| OBJECTIVE |
Copy out every line of the records below without changing anything.

| RECORDS PROVIDED |
::::::

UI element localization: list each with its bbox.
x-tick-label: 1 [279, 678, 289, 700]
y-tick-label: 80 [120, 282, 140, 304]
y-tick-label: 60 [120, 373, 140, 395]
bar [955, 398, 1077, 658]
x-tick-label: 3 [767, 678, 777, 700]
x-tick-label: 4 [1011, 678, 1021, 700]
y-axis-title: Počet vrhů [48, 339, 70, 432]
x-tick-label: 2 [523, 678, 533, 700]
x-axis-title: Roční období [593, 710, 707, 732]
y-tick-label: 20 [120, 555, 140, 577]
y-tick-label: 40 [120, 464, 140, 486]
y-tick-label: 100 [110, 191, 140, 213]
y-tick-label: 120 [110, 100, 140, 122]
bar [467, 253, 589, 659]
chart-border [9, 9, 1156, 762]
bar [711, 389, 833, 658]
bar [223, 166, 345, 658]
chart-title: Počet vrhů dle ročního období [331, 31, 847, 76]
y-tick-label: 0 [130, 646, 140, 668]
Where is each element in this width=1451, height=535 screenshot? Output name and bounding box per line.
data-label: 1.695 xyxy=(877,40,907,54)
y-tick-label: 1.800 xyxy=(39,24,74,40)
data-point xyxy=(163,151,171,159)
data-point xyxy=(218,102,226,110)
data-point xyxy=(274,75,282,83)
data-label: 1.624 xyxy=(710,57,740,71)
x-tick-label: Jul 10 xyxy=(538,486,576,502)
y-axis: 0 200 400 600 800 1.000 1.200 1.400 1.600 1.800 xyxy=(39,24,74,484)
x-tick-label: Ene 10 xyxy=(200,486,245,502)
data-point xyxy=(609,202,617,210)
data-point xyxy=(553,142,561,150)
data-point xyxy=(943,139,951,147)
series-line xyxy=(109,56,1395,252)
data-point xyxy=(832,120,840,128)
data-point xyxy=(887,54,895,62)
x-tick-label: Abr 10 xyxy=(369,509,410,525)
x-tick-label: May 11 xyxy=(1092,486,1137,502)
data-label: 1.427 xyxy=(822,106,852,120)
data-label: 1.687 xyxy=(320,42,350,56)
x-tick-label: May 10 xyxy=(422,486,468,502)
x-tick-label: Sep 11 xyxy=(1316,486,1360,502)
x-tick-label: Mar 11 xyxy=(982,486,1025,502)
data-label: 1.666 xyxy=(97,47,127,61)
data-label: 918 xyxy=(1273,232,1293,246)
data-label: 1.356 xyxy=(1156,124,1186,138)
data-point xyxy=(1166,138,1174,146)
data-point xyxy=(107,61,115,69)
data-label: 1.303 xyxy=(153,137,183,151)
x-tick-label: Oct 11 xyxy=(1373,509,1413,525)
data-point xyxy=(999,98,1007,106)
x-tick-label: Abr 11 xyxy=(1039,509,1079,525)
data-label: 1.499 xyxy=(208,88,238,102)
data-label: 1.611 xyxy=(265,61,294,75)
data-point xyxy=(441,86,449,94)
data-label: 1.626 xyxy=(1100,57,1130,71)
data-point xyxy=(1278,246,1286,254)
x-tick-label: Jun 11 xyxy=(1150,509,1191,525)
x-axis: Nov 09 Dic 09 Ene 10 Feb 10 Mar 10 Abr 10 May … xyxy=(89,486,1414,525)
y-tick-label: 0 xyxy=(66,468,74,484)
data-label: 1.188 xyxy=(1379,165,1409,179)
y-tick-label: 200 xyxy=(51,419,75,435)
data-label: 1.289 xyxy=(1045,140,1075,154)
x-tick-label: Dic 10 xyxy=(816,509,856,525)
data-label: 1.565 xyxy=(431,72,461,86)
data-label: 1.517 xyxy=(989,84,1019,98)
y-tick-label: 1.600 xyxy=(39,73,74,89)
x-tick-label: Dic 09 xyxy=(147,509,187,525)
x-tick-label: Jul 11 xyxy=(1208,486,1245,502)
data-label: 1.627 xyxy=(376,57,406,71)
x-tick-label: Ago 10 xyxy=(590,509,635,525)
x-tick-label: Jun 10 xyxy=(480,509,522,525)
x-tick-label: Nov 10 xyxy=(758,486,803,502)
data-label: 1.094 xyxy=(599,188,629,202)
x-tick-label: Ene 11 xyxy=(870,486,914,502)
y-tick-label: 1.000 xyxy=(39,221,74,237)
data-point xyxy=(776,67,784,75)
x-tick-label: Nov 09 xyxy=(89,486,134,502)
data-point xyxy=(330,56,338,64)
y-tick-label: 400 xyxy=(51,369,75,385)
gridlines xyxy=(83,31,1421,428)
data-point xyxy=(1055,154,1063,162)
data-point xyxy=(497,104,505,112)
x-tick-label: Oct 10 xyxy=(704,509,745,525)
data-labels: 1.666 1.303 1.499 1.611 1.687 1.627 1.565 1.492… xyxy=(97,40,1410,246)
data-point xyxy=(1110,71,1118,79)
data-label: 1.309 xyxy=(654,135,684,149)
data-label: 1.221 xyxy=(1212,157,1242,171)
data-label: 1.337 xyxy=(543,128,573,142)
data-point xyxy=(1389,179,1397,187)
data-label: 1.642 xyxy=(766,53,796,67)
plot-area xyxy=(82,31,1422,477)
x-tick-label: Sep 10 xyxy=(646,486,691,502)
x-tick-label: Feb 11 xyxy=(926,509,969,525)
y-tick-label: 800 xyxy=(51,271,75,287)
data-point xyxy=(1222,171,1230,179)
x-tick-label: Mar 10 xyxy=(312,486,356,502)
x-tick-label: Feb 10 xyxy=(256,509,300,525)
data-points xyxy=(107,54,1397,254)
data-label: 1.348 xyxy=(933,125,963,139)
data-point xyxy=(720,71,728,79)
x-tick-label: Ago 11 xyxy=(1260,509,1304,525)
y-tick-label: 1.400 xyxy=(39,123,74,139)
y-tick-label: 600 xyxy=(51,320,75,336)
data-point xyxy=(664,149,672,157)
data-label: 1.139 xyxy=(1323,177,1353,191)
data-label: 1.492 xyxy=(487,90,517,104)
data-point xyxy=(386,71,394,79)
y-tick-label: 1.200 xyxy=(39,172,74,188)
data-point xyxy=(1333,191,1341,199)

::::::

| THE SOLUTION |
UI element localization: list each with its bbox.
x-tick-label: 1 [279, 678, 289, 700]
y-tick-label: 80 [120, 282, 140, 304]
y-tick-label: 60 [120, 373, 140, 395]
bar [955, 398, 1077, 658]
x-tick-label: 3 [767, 678, 777, 700]
x-tick-label: 4 [1011, 678, 1021, 700]
y-axis-title: Počet vrhů [48, 339, 70, 432]
x-tick-label: 2 [523, 678, 533, 700]
x-axis-title: Roční období [593, 710, 707, 732]
y-tick-label: 20 [120, 555, 140, 577]
y-tick-label: 40 [120, 464, 140, 486]
y-tick-label: 100 [110, 191, 140, 213]
y-tick-label: 120 [110, 100, 140, 122]
bar [467, 253, 589, 659]
chart-border [9, 9, 1156, 762]
bar [711, 389, 833, 658]
bar [223, 166, 345, 658]
chart-title: Počet vrhů dle ročního období [331, 31, 847, 76]
y-tick-label: 0 [130, 646, 140, 668]
Where is each element in this width=1451, height=535 screenshot? Output name and bounding box per line.
data-label: 1.695 xyxy=(877,40,907,54)
y-tick-label: 1.800 xyxy=(39,24,74,40)
data-point xyxy=(163,151,171,159)
data-point xyxy=(218,102,226,110)
data-point xyxy=(274,75,282,83)
data-label: 1.624 xyxy=(710,57,740,71)
x-tick-label: Jul 10 xyxy=(538,486,576,502)
y-axis: 0 200 400 600 800 1.000 1.200 1.400 1.600 1.800 xyxy=(39,24,74,484)
x-tick-label: Ene 10 xyxy=(200,486,245,502)
data-point xyxy=(609,202,617,210)
data-point xyxy=(553,142,561,150)
data-point xyxy=(943,139,951,147)
series-line xyxy=(109,56,1395,252)
data-point xyxy=(832,120,840,128)
data-point xyxy=(887,54,895,62)
x-tick-label: Abr 10 xyxy=(369,509,410,525)
x-tick-label: May 11 xyxy=(1092,486,1137,502)
data-label: 1.427 xyxy=(822,106,852,120)
data-label: 1.687 xyxy=(320,42,350,56)
x-tick-label: May 10 xyxy=(422,486,468,502)
x-tick-label: Sep 11 xyxy=(1316,486,1360,502)
x-tick-label: Mar 11 xyxy=(982,486,1025,502)
data-label: 1.666 xyxy=(97,47,127,61)
data-label: 918 xyxy=(1273,232,1293,246)
data-label: 1.356 xyxy=(1156,124,1186,138)
data-point xyxy=(1166,138,1174,146)
data-point xyxy=(107,61,115,69)
data-label: 1.303 xyxy=(153,137,183,151)
x-tick-label: Oct 11 xyxy=(1373,509,1413,525)
data-point xyxy=(999,98,1007,106)
x-tick-label: Abr 11 xyxy=(1039,509,1079,525)
data-label: 1.499 xyxy=(208,88,238,102)
data-label: 1.611 xyxy=(265,61,294,75)
data-point xyxy=(441,86,449,94)
data-label: 1.626 xyxy=(1100,57,1130,71)
data-point xyxy=(1278,246,1286,254)
x-tick-label: Jun 11 xyxy=(1150,509,1191,525)
x-axis: Nov 09 Dic 09 Ene 10 Feb 10 Mar 10 Abr 10 May … xyxy=(89,486,1414,525)
y-tick-label: 0 xyxy=(66,468,74,484)
data-label: 1.188 xyxy=(1379,165,1409,179)
y-tick-label: 200 xyxy=(51,419,75,435)
data-label: 1.289 xyxy=(1045,140,1075,154)
x-tick-label: Dic 10 xyxy=(816,509,856,525)
data-label: 1.565 xyxy=(431,72,461,86)
data-label: 1.517 xyxy=(989,84,1019,98)
y-tick-label: 1.600 xyxy=(39,73,74,89)
x-tick-label: Dic 09 xyxy=(147,509,187,525)
x-tick-label: Jul 11 xyxy=(1208,486,1245,502)
data-label: 1.627 xyxy=(376,57,406,71)
x-tick-label: Ago 10 xyxy=(590,509,635,525)
x-tick-label: Jun 10 xyxy=(480,509,522,525)
x-tick-label: Nov 10 xyxy=(758,486,803,502)
data-label: 1.094 xyxy=(599,188,629,202)
x-tick-label: Ene 11 xyxy=(870,486,914,502)
y-tick-label: 1.000 xyxy=(39,221,74,237)
data-point xyxy=(776,67,784,75)
x-tick-label: Nov 09 xyxy=(89,486,134,502)
data-point xyxy=(330,56,338,64)
y-tick-label: 400 xyxy=(51,369,75,385)
gridlines xyxy=(83,31,1421,428)
data-point xyxy=(1055,154,1063,162)
data-point xyxy=(497,104,505,112)
x-tick-label: Oct 10 xyxy=(704,509,745,525)
data-labels: 1.666 1.303 1.499 1.611 1.687 1.627 1.565 1.492… xyxy=(97,40,1410,246)
data-point xyxy=(1110,71,1118,79)
data-label: 1.309 xyxy=(654,135,684,149)
data-label: 1.221 xyxy=(1212,157,1242,171)
data-label: 1.337 xyxy=(543,128,573,142)
data-point xyxy=(1389,179,1397,187)
data-label: 1.642 xyxy=(766,53,796,67)
plot-area xyxy=(82,31,1422,477)
x-tick-label: Sep 10 xyxy=(646,486,691,502)
x-tick-label: Feb 11 xyxy=(926,509,969,525)
y-tick-label: 800 xyxy=(51,271,75,287)
data-point xyxy=(1222,171,1230,179)
x-tick-label: Mar 10 xyxy=(312,486,356,502)
x-tick-label: Feb 10 xyxy=(256,509,300,525)
data-points xyxy=(107,54,1397,254)
data-label: 1.348 xyxy=(933,125,963,139)
data-point xyxy=(720,71,728,79)
x-tick-label: Ago 11 xyxy=(1260,509,1304,525)
y-tick-label: 1.400 xyxy=(39,123,74,139)
y-tick-label: 600 xyxy=(51,320,75,336)
data-point xyxy=(664,149,672,157)
data-label: 1.139 xyxy=(1323,177,1353,191)
data-label: 1.492 xyxy=(487,90,517,104)
data-point xyxy=(386,71,394,79)
y-tick-label: 1.200 xyxy=(39,172,74,188)
data-point xyxy=(1333,191,1341,199)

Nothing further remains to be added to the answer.